Work out how many lines in the entries contain the string "SDTVAR", and give nothing but that number.

--- start of DATA SECTION ---

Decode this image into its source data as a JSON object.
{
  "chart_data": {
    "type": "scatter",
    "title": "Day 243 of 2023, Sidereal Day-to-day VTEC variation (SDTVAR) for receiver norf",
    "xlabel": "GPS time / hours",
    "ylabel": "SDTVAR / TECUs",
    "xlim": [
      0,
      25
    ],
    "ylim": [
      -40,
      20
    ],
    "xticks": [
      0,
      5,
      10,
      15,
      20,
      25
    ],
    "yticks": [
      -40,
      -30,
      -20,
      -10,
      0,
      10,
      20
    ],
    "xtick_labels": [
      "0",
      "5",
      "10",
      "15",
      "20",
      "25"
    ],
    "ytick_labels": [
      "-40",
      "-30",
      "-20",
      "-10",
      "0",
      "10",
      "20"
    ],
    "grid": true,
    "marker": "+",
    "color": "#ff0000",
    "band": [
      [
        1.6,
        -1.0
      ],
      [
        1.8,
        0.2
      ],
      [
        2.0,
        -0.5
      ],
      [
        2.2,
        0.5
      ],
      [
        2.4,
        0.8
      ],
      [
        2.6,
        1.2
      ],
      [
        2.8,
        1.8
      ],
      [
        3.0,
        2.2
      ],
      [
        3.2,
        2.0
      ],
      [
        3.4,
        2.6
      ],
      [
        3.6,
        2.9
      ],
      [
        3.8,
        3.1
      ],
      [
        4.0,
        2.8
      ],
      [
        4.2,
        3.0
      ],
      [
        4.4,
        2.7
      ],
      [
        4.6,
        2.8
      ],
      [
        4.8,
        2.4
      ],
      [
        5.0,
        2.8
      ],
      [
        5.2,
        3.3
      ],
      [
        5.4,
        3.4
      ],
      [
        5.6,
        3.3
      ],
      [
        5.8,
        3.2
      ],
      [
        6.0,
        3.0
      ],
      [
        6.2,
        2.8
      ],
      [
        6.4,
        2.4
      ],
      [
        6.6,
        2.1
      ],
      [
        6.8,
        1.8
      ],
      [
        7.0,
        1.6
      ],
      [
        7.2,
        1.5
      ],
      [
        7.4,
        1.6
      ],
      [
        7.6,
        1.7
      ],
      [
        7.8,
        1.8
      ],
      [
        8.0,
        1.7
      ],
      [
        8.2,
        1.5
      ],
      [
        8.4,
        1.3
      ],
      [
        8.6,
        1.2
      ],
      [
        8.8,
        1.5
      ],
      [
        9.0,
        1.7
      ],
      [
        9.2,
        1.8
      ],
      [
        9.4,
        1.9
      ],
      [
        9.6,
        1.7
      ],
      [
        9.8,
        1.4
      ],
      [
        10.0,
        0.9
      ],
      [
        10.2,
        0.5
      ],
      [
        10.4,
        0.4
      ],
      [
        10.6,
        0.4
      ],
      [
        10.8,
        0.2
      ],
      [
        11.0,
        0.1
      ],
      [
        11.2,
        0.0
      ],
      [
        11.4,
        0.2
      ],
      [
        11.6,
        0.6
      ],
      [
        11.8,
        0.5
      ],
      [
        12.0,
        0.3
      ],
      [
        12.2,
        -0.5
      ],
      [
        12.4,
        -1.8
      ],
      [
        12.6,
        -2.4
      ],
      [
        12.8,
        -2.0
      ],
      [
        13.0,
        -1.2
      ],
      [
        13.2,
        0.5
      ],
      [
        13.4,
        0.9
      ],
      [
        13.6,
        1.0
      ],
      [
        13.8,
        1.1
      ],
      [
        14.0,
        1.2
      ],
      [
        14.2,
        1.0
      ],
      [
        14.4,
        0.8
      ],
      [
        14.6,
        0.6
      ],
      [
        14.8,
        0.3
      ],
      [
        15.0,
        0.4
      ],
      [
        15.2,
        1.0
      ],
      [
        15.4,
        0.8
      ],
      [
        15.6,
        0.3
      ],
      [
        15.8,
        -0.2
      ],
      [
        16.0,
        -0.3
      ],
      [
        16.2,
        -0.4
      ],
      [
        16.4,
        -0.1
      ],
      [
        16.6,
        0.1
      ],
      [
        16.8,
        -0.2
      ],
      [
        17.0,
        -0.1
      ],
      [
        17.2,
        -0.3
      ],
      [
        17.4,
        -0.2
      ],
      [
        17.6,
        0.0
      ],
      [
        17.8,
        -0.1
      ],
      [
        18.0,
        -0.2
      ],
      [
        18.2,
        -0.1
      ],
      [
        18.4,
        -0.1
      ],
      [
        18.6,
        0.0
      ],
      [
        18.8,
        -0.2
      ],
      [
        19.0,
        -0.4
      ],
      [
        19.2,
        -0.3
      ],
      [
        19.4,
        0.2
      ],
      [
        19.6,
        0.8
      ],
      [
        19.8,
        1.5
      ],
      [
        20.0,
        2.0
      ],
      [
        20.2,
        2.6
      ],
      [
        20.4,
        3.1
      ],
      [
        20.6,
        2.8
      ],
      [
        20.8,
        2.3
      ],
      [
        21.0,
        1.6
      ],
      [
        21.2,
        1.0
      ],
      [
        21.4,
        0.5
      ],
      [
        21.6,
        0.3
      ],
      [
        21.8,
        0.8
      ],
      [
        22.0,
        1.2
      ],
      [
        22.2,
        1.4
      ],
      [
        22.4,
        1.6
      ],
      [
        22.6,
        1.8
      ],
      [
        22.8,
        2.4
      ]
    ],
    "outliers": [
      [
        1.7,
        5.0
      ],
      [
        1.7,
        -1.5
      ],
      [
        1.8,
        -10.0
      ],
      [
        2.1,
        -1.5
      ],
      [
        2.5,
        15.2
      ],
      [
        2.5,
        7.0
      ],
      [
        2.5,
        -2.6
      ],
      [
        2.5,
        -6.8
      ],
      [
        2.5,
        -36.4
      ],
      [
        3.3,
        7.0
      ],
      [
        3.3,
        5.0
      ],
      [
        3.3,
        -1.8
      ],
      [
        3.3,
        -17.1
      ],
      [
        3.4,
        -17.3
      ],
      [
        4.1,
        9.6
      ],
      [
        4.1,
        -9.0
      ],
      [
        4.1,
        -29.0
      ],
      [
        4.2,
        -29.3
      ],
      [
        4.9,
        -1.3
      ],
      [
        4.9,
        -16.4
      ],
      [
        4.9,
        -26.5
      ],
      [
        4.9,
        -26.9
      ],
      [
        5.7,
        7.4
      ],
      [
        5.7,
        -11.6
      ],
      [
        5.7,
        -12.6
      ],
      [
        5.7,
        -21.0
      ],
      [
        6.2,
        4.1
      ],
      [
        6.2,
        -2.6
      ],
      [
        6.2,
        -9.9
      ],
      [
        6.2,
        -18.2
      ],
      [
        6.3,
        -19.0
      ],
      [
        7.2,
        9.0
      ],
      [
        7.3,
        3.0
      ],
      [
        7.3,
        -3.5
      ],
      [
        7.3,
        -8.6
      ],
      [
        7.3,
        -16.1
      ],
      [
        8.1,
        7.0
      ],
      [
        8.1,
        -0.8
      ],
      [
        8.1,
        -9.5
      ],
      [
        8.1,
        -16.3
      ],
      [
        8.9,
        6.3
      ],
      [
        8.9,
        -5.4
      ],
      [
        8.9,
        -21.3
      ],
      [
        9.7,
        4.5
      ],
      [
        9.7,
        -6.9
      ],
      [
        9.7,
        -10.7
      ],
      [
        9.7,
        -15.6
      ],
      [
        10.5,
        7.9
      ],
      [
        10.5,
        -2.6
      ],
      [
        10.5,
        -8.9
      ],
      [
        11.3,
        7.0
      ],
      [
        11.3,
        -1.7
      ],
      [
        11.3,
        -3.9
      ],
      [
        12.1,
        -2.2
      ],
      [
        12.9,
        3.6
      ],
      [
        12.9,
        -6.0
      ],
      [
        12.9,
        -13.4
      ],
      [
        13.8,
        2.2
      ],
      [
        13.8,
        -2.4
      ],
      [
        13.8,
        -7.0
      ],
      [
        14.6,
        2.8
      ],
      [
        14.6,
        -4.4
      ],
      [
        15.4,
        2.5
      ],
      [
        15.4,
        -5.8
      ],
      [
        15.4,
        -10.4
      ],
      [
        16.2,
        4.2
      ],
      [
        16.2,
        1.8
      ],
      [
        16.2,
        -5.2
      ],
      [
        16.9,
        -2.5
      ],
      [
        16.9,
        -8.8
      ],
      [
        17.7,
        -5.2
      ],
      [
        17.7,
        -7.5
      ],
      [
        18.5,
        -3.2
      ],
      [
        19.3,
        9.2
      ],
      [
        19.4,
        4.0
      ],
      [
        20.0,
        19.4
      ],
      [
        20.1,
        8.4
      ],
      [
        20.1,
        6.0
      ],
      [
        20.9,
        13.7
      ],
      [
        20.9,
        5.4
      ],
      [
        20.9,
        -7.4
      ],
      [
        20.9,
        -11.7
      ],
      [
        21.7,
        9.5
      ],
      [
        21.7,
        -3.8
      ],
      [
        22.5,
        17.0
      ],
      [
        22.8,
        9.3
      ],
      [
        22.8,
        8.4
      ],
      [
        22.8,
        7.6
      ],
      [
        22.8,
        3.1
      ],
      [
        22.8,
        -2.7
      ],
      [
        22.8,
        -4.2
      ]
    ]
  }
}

--- end of DATA SECTION ---

■ REPLY TO THE EXERCISE ■
2